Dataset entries
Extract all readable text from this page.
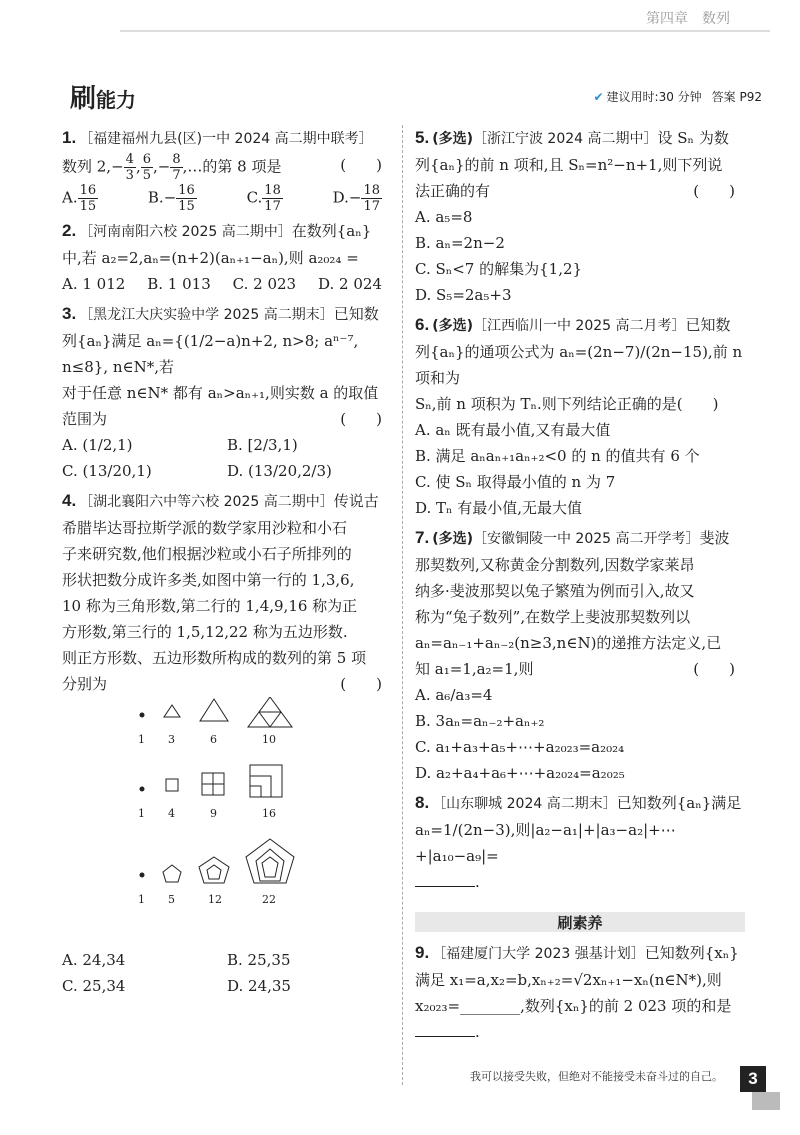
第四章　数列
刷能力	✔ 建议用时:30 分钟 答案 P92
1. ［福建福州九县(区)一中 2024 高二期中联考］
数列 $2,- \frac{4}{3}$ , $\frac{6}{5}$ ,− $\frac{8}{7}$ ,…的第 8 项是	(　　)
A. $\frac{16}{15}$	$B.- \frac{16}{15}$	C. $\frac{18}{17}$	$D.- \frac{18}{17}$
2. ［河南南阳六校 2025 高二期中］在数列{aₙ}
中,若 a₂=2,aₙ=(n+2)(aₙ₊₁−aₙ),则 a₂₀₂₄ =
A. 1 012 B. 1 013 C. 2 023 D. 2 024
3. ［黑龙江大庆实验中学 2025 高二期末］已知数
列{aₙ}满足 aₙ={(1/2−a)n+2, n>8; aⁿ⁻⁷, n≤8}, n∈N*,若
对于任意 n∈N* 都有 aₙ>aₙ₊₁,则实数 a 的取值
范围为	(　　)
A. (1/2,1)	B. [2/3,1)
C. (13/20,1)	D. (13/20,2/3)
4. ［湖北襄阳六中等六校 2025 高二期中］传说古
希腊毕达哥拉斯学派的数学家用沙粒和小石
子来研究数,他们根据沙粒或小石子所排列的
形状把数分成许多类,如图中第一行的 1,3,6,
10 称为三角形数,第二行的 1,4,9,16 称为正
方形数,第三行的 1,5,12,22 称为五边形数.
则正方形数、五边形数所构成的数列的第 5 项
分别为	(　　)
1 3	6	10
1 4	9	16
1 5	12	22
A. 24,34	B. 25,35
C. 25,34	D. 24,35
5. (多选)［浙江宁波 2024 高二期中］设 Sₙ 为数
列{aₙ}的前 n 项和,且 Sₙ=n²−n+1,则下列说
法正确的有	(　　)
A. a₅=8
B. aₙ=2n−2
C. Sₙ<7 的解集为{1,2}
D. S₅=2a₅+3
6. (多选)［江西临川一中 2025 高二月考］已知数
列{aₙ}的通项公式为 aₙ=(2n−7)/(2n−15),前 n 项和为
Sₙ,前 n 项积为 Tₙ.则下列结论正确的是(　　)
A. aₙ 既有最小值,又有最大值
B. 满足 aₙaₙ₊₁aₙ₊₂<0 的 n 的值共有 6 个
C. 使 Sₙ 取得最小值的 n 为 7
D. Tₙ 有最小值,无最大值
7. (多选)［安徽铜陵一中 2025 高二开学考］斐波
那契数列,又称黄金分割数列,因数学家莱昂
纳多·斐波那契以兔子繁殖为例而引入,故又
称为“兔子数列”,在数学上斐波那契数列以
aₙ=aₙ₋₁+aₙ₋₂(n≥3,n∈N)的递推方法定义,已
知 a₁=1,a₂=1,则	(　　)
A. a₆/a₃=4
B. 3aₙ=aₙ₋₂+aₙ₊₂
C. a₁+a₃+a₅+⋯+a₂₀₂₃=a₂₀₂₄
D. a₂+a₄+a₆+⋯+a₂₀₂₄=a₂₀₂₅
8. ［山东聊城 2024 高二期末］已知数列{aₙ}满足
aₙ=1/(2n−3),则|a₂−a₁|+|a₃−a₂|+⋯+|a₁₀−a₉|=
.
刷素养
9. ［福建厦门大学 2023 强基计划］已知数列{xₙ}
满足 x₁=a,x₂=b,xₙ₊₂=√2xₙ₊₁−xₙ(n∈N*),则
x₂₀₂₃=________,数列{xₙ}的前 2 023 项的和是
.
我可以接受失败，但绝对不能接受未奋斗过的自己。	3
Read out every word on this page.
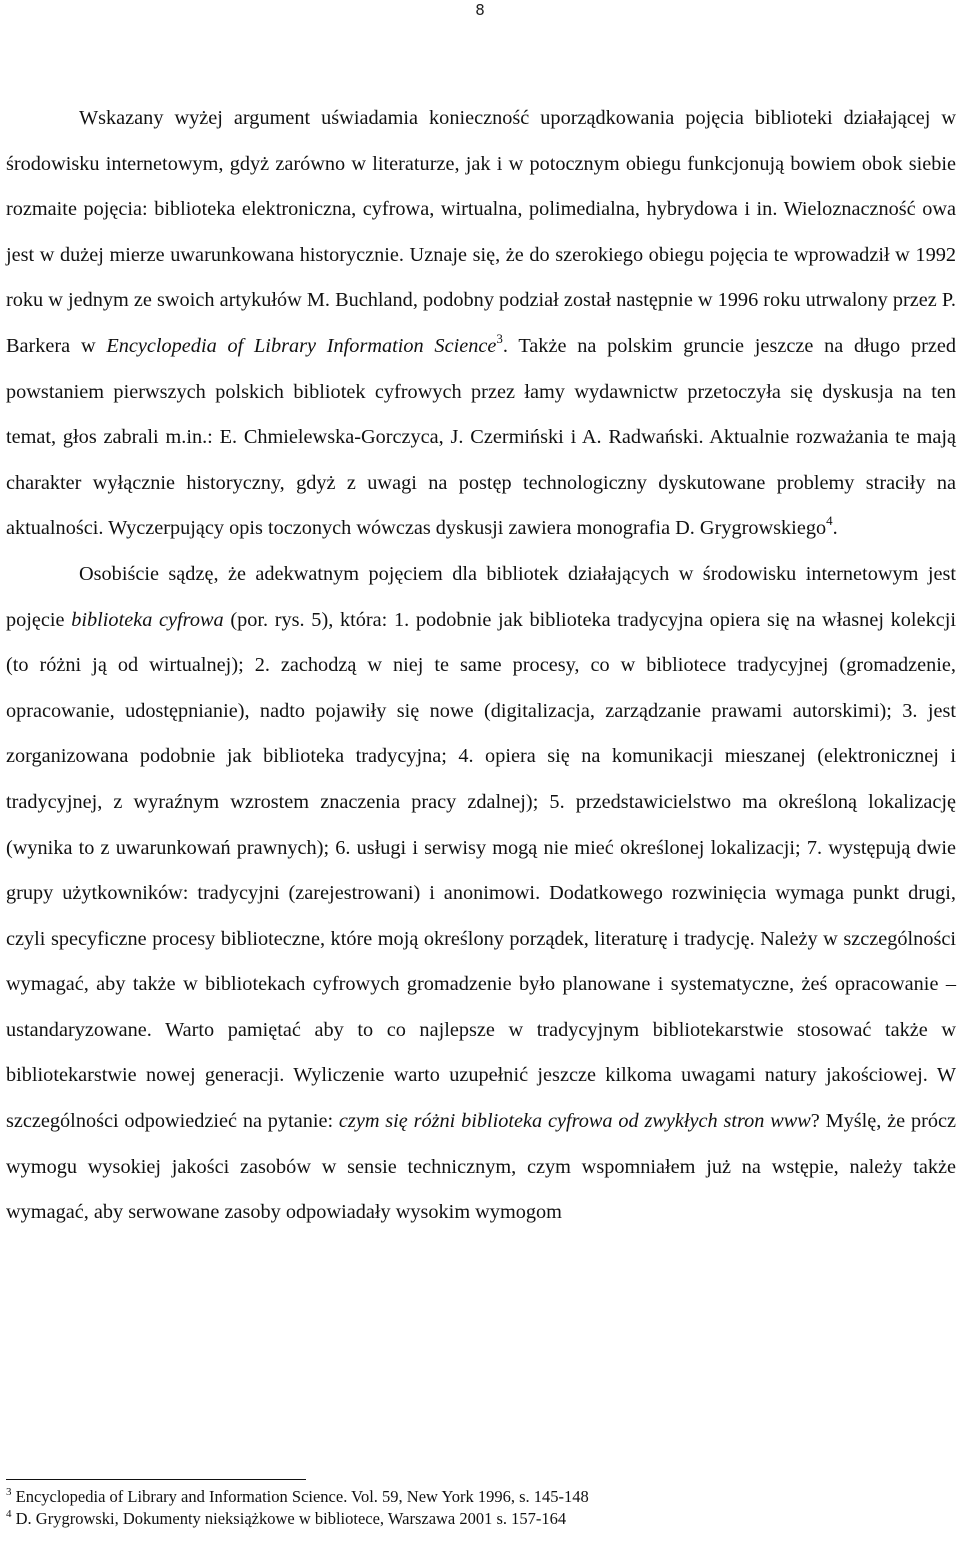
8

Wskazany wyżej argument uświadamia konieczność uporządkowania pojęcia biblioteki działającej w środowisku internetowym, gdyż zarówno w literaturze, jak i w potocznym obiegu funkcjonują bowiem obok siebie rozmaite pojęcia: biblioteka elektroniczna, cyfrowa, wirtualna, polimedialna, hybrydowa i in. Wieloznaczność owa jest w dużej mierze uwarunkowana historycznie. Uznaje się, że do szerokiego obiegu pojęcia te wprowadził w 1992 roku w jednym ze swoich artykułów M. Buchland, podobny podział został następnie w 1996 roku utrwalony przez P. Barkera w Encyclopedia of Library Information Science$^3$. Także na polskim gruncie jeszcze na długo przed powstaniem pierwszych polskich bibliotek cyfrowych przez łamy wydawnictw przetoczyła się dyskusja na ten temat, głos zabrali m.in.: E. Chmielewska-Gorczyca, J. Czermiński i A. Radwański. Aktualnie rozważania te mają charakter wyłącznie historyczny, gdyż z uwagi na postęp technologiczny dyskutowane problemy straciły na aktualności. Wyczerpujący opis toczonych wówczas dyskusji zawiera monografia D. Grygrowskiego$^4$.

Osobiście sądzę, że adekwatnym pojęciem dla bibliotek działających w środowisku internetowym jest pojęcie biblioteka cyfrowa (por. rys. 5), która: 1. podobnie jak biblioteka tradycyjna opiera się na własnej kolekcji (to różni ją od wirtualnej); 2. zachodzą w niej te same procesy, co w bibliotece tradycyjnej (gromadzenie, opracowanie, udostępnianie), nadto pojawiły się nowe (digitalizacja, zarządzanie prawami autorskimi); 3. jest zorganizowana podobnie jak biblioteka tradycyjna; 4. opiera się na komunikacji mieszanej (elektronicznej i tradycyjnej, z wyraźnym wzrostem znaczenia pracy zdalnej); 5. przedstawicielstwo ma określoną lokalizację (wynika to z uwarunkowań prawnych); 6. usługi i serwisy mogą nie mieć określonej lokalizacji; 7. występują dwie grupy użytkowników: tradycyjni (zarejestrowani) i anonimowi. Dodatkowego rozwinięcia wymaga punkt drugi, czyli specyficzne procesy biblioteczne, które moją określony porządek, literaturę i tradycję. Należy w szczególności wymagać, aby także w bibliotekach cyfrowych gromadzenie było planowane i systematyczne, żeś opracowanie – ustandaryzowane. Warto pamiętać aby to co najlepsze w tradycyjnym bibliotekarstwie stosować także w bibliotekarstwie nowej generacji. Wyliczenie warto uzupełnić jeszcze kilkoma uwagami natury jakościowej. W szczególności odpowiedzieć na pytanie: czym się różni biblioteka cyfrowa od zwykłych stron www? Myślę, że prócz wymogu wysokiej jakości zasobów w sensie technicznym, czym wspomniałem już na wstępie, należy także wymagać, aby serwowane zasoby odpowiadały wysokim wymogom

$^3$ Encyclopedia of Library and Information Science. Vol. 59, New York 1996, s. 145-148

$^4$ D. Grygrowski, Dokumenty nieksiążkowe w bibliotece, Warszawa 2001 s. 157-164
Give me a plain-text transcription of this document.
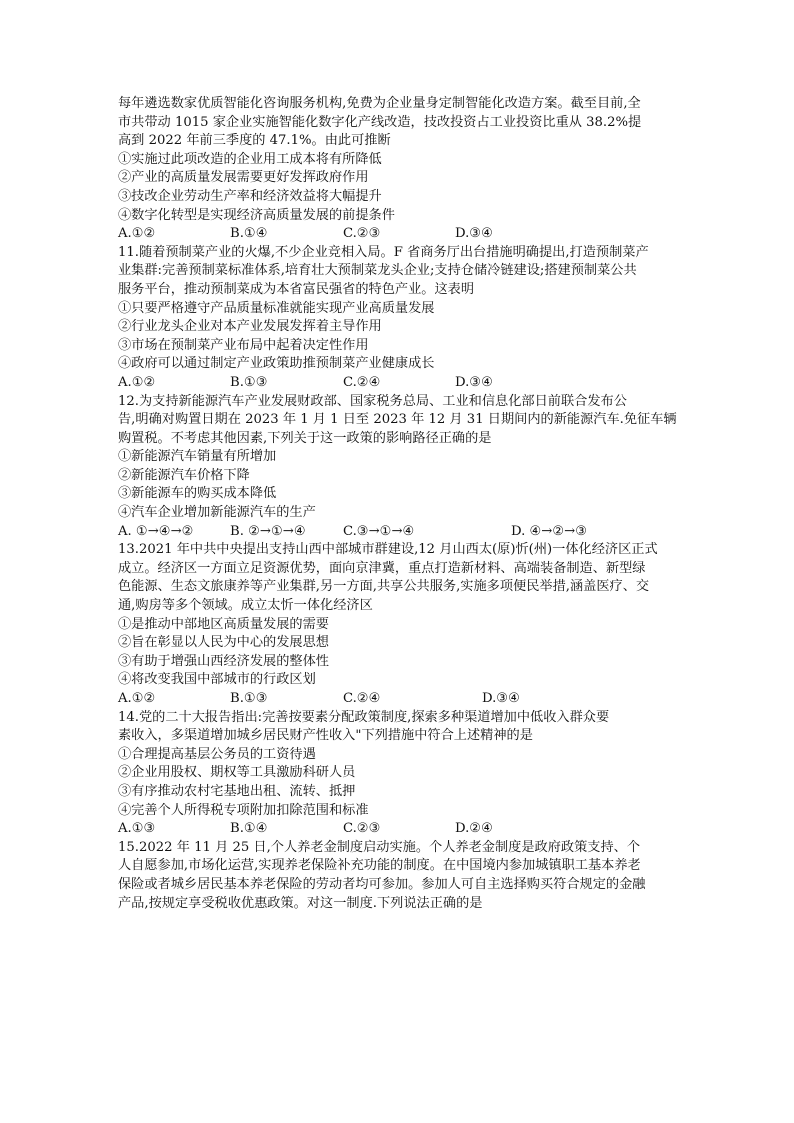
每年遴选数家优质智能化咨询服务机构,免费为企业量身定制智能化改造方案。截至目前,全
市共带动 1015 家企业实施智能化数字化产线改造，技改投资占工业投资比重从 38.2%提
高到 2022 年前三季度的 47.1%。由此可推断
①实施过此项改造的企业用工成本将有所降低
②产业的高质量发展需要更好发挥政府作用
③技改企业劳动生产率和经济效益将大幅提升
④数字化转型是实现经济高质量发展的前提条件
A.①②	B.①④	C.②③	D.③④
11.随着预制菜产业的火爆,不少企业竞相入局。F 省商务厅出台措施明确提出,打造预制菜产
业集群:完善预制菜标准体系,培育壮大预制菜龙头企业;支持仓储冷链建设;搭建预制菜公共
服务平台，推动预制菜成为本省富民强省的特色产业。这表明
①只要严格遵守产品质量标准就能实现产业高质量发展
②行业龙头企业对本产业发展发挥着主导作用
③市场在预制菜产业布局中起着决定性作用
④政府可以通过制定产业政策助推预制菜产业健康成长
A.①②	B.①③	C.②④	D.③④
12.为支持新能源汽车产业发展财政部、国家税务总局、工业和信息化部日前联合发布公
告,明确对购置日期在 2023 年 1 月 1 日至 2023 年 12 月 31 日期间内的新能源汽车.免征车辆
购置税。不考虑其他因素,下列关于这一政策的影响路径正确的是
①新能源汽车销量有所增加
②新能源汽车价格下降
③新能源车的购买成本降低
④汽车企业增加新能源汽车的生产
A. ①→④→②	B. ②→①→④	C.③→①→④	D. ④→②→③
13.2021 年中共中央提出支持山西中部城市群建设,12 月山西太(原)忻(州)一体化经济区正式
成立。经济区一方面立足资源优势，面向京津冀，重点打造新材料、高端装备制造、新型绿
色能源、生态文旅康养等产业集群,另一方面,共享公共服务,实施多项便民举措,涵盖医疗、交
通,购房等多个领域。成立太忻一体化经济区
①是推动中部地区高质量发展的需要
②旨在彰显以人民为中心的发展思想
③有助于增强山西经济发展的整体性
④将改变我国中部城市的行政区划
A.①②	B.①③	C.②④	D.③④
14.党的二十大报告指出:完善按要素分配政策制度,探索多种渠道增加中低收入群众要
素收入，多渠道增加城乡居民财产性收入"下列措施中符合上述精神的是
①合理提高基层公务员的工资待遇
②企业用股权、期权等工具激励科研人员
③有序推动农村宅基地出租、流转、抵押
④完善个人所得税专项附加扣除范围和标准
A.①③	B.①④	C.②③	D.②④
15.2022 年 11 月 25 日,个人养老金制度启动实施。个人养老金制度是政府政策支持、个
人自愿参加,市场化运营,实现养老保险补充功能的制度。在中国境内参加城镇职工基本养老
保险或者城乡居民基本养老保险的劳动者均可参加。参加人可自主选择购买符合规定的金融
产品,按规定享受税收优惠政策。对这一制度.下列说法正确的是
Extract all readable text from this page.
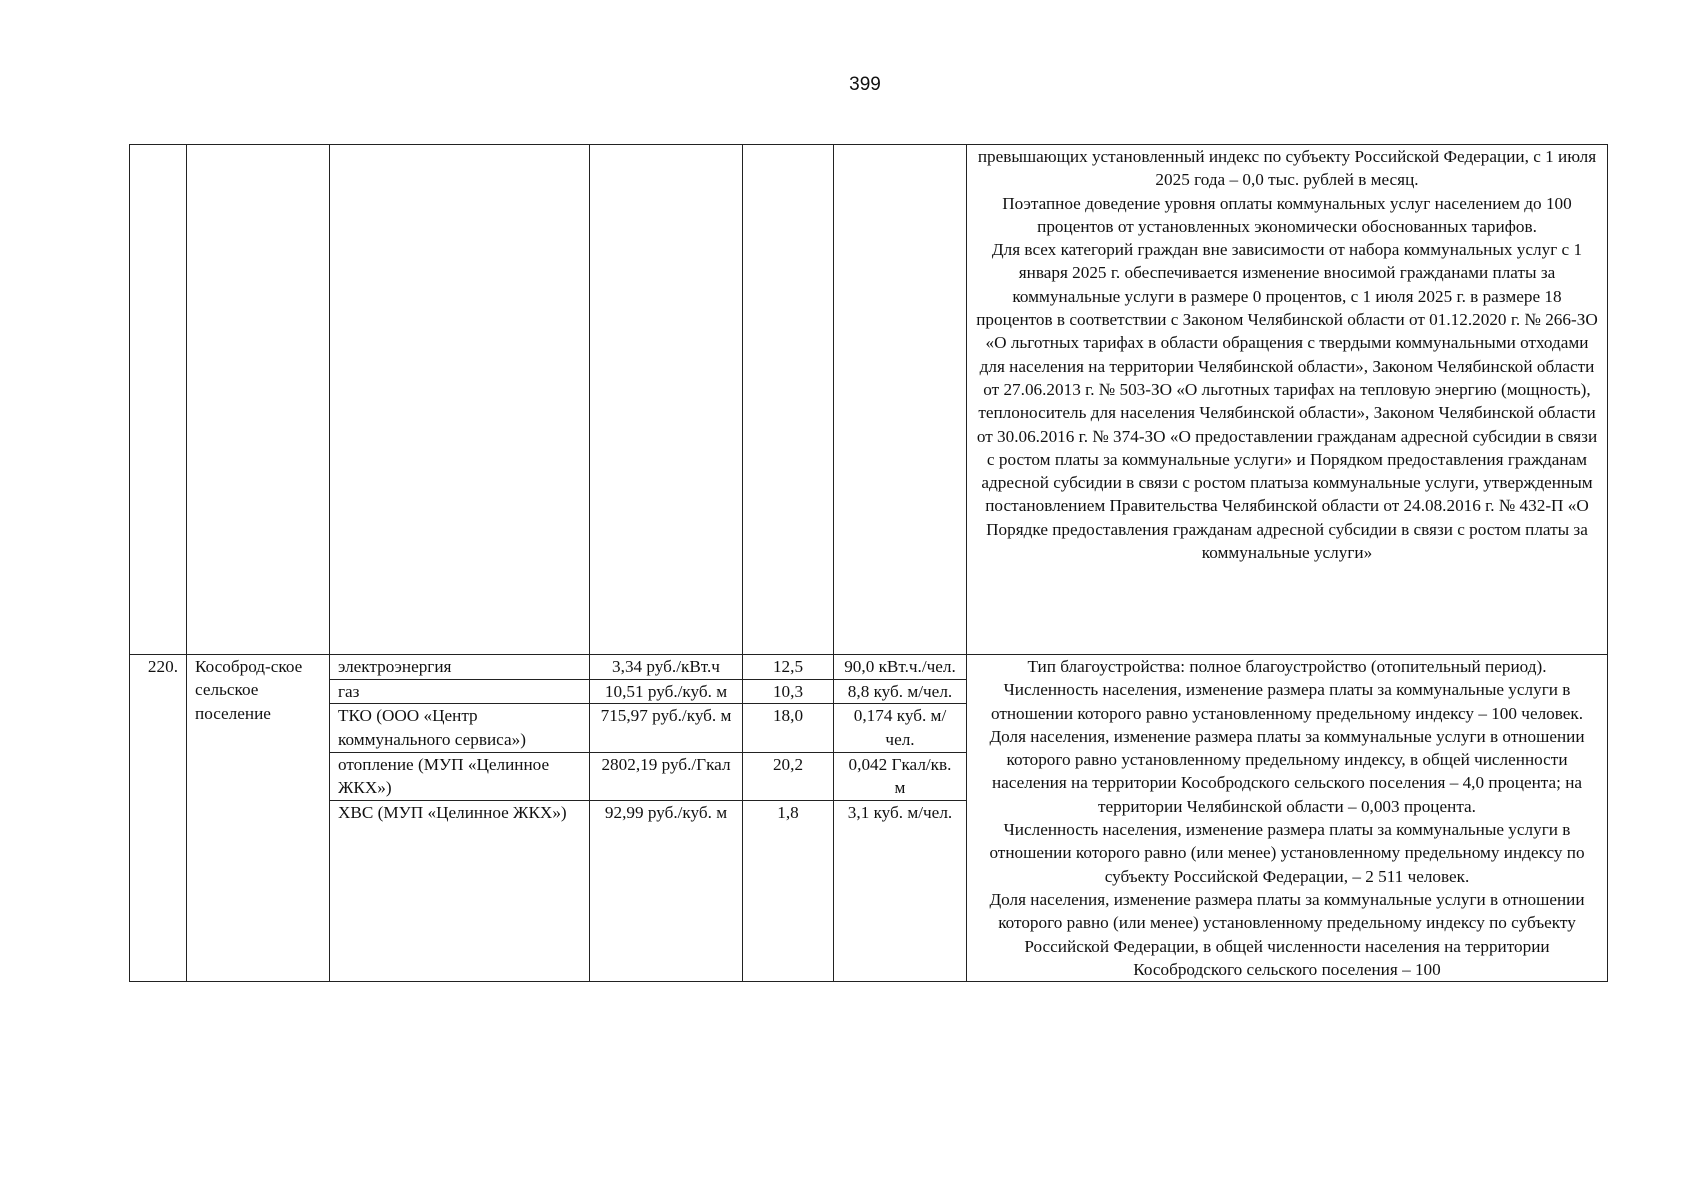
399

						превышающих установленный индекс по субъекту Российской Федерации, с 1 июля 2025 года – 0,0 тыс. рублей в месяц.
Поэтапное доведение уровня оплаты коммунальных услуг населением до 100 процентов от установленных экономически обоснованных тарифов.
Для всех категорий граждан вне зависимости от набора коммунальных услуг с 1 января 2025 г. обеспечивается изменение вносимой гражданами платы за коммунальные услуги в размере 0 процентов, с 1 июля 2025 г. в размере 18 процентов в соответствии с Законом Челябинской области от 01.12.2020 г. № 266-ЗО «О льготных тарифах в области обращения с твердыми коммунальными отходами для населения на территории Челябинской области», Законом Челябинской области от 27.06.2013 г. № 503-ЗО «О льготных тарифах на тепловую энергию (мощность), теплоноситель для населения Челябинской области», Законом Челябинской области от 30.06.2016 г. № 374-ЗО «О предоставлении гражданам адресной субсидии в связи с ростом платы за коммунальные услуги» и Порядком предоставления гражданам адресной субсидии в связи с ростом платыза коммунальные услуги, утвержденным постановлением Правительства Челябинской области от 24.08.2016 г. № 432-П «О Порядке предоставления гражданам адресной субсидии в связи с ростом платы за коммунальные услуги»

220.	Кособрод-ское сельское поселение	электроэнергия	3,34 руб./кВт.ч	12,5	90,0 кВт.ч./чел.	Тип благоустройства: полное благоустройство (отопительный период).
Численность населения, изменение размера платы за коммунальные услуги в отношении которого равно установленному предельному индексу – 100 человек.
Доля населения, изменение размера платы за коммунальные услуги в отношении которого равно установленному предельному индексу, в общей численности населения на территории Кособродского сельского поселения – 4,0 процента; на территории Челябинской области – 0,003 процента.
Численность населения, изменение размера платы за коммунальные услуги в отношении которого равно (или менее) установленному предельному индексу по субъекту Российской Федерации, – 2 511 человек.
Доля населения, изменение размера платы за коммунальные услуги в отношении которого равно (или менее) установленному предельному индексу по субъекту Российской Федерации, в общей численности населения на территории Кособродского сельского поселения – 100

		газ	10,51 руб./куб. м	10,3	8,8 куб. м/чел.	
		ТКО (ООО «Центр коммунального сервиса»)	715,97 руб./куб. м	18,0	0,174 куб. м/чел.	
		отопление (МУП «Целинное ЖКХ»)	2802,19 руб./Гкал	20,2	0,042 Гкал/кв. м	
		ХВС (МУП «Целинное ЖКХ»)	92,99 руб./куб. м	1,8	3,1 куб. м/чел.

### [Aim of the exercise]
Work out how many lines of the material above contain the word "this", then give only that figure.

### [Result]
4